Dataset records:

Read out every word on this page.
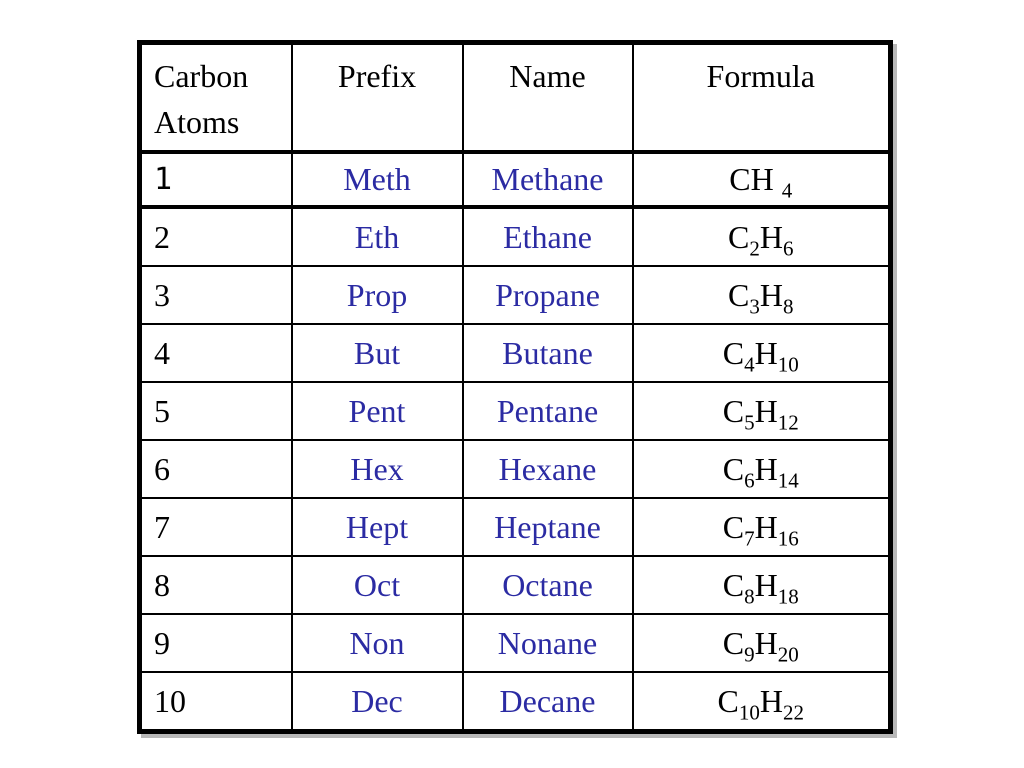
Carbon Atoms	Prefix	Name	Formula
1	Meth	Methane	CH $_4$
2	Eth	Ethane	$C_2H_6$
3	Prop	Propane	$C_3H_8$
4	But	Butane	$C_4H_{10}$
5	Pent	Pentane	$C_5H_{12}$
6	Hex	Hexane	$C_6H_{14}$
7	Hept	Heptane	$C_7H_{16}$
8	Oct	Octane	$C_8H_{18}$
9	Non	Nonane	$C_9H_{20}$
10	Dec	Decane	$C_{10}H_{22}$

What you have to do:
Write the records above out again exactly, with no pictures in your copy.

Problem solution:
Read out every word on this page.
Carbon Atoms	Prefix	Name	Formula
1	Meth	Methane	CH $_4$
2	Eth	Ethane	$C_2H_6$
3	Prop	Propane	$C_3H_8$
4	But	Butane	$C_4H_{10}$
5	Pent	Pentane	$C_5H_{12}$
6	Hex	Hexane	$C_6H_{14}$
7	Hept	Heptane	$C_7H_{16}$
8	Oct	Octane	$C_8H_{18}$
9	Non	Nonane	$C_9H_{20}$
10	Dec	Decane	$C_{10}H_{22}$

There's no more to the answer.